* Assigned task 1 *
Answer these questions from the genome sequencing passage.
(a) At what temperature and for how long was each isolate grown?
(b) What minimum contig length was used when annotating assemblies with Prokka?
(c) Which tool and database confirmed the taxonomy of the assemblies?
* Assigned task 2 *
Write what comes next in the genome sequencing passage, starting after its final sentence.

Each isolate was grown in Difco Lactobacilli MRS broth (BD, Mississauga, ON, Canada) at 37°C for 18 h and centrifuged at 13,000 × g for 5 min, and genomic DNA was extracted from the pellet using a DNeasy tissue kit (Qiagen, Inc., Mississauga, ON, Canada) as described previously (5). The concentration and quality of extracted genomic DNA were measured using a NanoDrop 2000 spectrometer (Thermo Fisher Scientific, Wilmington, DE, USA). Subsequently, the extracted DNA was purified and concentrated using the Genomic DNA Clean & Concentrator kit (Zymo Research, Irvine, CA, USA). Genomic libraries were prepared using a Nextera XT DNA library prep kit (Illumina, Inc., San Diego, CA, USA) and sequenced on an Illumina NextSeq 500 instrument with the 500/550 midoutput 300-cycle kit following the manufacturer’s instructions. Pre- and postprocessed reads were assessed for quality using FastQC v.0.11.1 (6). Trimmomatic v.0.38 (7) was used to remove sequencing adapters, reads with a quality score of less than 15 over a sliding window of 4 bp, and sequences shorter than 50 bp. The leading and trailing 15 bp were also removed from each sequence. Reads were assembled using SPAdes v.3.11.1 (8) with the default parameters in the “careful” mode, and the quality of the assemblies was determined using QUAST v.5.0.1 (9). The taxonomy of the assemblies was confirmed using Kraken 2 v.2.0.7beta and the minikraken2 database v.2 with the default parameters (10). Assemblies were then annotated using Prokka v.1.13.3 with the default parameters and a minimum contig length of 500 bp (11). The assembly statistics and number of coding sequences for each assembled genome are shown in Table 1. The draft genomes of these 14 isolates will be further characterized to evaluate encoded mechanisms that may lead to inhibition of the BRD pathogen M. haemolytica.

* Records provided *
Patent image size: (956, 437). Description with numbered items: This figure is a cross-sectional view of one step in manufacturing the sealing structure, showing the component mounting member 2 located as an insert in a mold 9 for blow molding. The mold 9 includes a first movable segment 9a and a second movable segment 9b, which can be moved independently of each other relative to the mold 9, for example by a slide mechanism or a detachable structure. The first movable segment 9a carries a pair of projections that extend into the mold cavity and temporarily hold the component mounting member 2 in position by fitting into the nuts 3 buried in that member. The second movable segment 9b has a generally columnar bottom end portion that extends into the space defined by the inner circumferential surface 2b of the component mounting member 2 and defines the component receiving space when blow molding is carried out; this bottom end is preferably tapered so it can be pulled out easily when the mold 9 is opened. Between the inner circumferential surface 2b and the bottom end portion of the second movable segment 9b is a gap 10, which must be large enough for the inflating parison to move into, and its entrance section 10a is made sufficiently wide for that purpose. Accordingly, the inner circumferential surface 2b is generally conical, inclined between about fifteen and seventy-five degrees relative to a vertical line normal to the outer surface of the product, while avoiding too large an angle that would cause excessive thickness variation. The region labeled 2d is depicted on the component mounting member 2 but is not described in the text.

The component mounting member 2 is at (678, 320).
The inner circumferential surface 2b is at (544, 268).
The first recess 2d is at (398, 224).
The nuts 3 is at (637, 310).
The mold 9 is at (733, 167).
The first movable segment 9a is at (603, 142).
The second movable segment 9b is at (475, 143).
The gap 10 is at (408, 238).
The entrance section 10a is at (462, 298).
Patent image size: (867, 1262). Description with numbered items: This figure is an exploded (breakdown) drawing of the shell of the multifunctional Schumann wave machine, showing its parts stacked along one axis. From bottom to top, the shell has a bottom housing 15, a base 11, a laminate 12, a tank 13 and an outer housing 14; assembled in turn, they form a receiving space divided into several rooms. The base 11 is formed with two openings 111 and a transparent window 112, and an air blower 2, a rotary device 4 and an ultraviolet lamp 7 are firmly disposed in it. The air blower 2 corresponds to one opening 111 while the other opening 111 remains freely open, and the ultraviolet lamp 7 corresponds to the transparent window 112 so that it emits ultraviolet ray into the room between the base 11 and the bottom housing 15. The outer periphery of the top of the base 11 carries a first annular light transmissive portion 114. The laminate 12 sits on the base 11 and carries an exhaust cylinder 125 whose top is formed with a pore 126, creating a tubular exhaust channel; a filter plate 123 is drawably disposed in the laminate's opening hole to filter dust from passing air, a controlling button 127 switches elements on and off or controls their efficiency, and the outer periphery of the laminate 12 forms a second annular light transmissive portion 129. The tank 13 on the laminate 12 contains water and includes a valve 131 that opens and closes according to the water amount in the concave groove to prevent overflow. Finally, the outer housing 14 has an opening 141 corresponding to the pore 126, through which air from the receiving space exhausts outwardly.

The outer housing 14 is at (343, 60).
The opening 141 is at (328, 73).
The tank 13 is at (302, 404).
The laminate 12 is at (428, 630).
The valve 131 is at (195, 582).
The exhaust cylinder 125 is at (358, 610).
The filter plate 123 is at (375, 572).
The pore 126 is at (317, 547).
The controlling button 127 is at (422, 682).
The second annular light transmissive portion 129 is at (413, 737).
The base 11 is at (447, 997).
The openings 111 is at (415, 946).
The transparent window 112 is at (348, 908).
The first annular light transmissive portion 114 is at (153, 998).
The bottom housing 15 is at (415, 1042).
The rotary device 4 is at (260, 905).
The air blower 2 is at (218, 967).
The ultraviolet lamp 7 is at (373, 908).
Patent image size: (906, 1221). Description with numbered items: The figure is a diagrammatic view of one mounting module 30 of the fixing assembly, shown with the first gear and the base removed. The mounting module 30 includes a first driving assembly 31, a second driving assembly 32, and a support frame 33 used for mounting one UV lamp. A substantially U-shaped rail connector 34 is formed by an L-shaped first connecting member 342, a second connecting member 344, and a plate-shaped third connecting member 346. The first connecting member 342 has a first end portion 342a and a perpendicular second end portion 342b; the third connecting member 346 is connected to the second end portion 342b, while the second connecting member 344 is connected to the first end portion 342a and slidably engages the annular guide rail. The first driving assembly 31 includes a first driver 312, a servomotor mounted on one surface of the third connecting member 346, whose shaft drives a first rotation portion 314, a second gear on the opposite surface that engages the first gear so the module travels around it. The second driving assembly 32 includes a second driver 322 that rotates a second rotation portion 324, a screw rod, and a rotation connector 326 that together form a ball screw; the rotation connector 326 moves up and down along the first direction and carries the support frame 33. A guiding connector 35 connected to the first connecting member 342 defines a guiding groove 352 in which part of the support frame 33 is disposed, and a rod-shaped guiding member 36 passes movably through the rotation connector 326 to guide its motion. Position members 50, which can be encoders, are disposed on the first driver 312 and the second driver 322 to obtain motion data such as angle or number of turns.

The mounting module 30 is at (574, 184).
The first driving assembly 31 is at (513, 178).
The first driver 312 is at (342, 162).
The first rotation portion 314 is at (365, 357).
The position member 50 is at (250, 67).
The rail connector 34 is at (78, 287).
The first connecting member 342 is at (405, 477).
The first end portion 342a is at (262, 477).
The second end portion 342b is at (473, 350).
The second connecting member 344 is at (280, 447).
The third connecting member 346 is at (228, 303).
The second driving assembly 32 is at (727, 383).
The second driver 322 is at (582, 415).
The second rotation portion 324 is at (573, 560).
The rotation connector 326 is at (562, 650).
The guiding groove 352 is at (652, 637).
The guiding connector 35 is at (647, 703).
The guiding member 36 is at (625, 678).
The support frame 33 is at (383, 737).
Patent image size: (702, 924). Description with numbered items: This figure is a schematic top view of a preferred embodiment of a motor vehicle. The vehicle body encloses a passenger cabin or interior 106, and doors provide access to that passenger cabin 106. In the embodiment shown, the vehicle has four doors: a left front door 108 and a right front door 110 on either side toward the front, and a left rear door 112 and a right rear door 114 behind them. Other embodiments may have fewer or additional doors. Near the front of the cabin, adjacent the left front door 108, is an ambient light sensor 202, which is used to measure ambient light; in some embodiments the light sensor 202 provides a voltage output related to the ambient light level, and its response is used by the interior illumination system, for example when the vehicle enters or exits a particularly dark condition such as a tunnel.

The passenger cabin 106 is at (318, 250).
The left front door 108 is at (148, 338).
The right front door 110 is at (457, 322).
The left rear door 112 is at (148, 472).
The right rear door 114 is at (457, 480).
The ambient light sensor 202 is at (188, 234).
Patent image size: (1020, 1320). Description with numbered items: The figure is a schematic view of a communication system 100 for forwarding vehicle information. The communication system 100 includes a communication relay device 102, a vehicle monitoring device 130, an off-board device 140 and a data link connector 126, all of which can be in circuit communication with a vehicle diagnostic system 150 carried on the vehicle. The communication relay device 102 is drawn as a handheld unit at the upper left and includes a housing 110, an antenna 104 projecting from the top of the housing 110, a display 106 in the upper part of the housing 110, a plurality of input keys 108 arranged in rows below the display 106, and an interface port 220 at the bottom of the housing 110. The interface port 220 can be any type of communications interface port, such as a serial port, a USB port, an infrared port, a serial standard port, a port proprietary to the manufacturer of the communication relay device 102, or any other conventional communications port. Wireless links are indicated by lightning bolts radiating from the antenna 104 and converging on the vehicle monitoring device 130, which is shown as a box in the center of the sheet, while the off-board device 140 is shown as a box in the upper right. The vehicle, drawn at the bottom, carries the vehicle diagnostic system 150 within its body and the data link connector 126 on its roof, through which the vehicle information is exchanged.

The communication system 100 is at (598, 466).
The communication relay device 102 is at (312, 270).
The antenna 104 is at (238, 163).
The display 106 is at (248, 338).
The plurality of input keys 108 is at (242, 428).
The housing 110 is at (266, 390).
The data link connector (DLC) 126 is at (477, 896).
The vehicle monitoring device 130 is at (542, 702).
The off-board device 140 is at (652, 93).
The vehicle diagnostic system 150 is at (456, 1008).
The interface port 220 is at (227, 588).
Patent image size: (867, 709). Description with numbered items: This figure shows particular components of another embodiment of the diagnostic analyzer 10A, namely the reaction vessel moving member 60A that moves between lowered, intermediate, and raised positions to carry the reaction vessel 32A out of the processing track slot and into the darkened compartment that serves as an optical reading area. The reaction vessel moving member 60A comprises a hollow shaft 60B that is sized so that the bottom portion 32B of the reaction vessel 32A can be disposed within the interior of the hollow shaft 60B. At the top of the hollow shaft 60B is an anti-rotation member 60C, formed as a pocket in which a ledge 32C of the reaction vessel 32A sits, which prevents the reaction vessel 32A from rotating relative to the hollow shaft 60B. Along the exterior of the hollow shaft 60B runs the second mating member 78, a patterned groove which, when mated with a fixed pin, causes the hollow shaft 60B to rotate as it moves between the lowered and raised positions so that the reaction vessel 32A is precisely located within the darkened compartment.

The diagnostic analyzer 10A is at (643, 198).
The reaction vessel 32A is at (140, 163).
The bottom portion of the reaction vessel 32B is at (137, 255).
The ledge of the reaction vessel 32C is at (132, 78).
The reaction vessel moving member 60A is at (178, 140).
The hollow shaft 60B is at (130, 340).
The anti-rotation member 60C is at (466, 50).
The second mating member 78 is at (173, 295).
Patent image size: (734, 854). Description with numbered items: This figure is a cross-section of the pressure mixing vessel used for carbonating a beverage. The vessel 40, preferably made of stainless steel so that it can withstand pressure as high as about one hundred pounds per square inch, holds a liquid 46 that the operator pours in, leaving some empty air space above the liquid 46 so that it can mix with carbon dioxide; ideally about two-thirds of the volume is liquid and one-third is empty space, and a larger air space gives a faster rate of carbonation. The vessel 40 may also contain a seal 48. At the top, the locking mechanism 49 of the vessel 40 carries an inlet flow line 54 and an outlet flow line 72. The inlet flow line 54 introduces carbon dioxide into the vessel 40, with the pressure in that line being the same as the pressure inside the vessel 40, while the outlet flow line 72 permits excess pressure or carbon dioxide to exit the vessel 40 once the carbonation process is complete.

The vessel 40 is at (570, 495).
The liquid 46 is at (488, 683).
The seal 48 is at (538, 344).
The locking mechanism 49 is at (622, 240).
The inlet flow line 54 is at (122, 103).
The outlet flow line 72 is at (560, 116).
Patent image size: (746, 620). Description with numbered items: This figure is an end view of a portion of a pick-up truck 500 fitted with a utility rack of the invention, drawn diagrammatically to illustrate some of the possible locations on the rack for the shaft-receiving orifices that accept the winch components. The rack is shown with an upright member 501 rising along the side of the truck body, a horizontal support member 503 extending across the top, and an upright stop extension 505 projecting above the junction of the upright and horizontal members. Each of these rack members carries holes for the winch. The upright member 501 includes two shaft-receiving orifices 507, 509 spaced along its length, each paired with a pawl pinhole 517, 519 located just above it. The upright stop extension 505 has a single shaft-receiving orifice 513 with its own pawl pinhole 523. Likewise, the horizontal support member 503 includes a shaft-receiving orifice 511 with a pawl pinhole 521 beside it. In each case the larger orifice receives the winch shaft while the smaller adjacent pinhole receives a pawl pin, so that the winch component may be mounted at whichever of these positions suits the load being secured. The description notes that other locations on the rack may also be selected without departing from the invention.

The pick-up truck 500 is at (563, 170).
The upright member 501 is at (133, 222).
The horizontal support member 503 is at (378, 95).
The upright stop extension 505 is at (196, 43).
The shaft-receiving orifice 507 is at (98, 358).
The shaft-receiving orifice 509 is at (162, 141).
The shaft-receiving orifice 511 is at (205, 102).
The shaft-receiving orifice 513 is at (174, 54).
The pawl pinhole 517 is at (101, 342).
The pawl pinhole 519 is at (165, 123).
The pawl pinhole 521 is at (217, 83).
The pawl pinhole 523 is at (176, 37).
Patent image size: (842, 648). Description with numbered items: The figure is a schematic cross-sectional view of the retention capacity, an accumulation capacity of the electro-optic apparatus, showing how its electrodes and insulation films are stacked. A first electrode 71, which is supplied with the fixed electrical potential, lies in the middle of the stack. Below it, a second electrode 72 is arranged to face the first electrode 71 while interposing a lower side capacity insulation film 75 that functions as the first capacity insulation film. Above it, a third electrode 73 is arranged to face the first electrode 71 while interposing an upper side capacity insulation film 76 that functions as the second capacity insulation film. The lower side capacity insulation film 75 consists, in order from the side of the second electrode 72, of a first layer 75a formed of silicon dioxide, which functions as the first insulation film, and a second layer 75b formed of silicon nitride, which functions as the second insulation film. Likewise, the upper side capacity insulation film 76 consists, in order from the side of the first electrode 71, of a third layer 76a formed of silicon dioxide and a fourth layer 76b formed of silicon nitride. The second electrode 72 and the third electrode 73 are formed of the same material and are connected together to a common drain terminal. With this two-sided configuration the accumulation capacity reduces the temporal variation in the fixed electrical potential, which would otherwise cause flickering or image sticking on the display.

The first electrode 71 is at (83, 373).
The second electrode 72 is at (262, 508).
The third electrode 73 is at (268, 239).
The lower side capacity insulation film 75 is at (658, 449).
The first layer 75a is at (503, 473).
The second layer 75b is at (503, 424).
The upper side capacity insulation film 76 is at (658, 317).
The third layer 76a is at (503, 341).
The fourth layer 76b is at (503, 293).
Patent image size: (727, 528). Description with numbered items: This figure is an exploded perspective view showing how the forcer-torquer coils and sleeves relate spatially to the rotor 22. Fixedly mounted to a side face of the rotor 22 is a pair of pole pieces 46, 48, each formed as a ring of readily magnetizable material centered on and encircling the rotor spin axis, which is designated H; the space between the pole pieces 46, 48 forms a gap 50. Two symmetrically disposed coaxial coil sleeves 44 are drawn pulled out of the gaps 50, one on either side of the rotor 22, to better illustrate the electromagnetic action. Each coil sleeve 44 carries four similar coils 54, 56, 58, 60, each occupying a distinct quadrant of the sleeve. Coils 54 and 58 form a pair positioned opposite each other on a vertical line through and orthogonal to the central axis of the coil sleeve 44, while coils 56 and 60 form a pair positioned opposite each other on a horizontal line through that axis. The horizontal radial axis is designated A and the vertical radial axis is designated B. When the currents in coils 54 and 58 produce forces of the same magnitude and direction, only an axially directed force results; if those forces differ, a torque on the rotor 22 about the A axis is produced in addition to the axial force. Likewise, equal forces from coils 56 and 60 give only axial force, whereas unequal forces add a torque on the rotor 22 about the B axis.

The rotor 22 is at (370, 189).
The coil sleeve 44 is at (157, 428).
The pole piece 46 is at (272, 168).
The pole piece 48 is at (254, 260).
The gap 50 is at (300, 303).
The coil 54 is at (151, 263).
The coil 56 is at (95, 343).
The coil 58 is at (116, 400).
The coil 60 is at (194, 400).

* Response box 1 *
(a) 37°C for 18 h.
(b) 500 bp.
(c) Kraken 2 v.2.0.7beta with the minikraken2 database v.2.

* Response box 2 *
TABLE 1

Bovine nasopharyngeal Lactobacillus, Enterococcus, and Staphylococcus sp. assembly statistics with various read coverages

BioSample accession no.	Sample IDa	Strain IDa	Species	Genome assembly no.	SRA accession no.	No. of contigs	No. of reads	Genome size (bp)	N50 value (bp)	Avg coverage (×)	No. of coding sequences	G+C content (%)
SAMN11456257	64C	S44	E. hirae	GCA_005047985	SRX5705612	58	1,174,501	2,782,597	121,368	63	2,523	38
SAMN11456246	72B	S60	L. amylovorus	GCA_005049155	SRX5705619	74	1,341,569	2,004,240	48,176	100	2,014	37.9
SAMN11456247	65E	S43	L. buchneri	GCA_005049145	SRX5705609	40	1,204,517	2,498,525	235,856	72	2,361	44.3
SAMN11456248	38C	S45	L. buchneri	GCA_005047285	SRX5705611	25	1,327,600	2,493,955	610,029	80	2,423	44.2
SAMN11456249	86A	S47	L. buchneri	GCA_005048055	SRX5705613	27	947,772	2,445,621	245,952	58	2,304	44.4
SAMN11456250	65A	S50	L. buchneri	GCA_005047235	SRX5705608	44	1,040,870	2,544,838	221,549	61	2,418	44.1
SAMN11456251	86D	S51	L. buchneri	GCA_005049245	SRX5705607	90	1,186,391	2,535,187	65,294	70	2,441	44.2
SAMN11456253	67A	S59	L. buchneri	GCA_005049205	SRX5705620	37	1,491,108	2,542,267	245,952	88	2,417	44.1
SAMN11456256	65B	S58	L. buchneri	GCA_005047575	SRX5705617	38	1,686,689	2,505,127	245,977	101	2,360	44.3
SAMN11456252	63A	S53	L. buchneri	GCA_005047265	SRX5705618	38	1,672,438	2,498,046	245,952	100	2,362	44.3
SAMN11456255	65G	S42	L. buchneri	GCA_005048025	SRX5705610	38	996,918	2,497,693	245,952	60	2,359	44.3
SAMN11456254	103C	S46	L. curvatus	GCA_005049195	SRX5705614	67	1,526,957	1,871,416	66,928	122	1,857	41.9
SAMN11456259	3E	S49	L. paracasei	GCA_005049135	SRX5705615	92	1,375,140	3,016,142	86,730	68	2,888	46.2
SAMN11456258	28C	S48	S. chromogenes	GCA_005048075	SRX5705616	37	1,224,373	2,392,851	238,895	77	2,335	36.6

ID, identification.

Data availability.

All raw genome sequences and draft genome assemblies have been deposited in the Sequence Read Archive and GenBank, respectively, under the accession numbers listed in Table 1.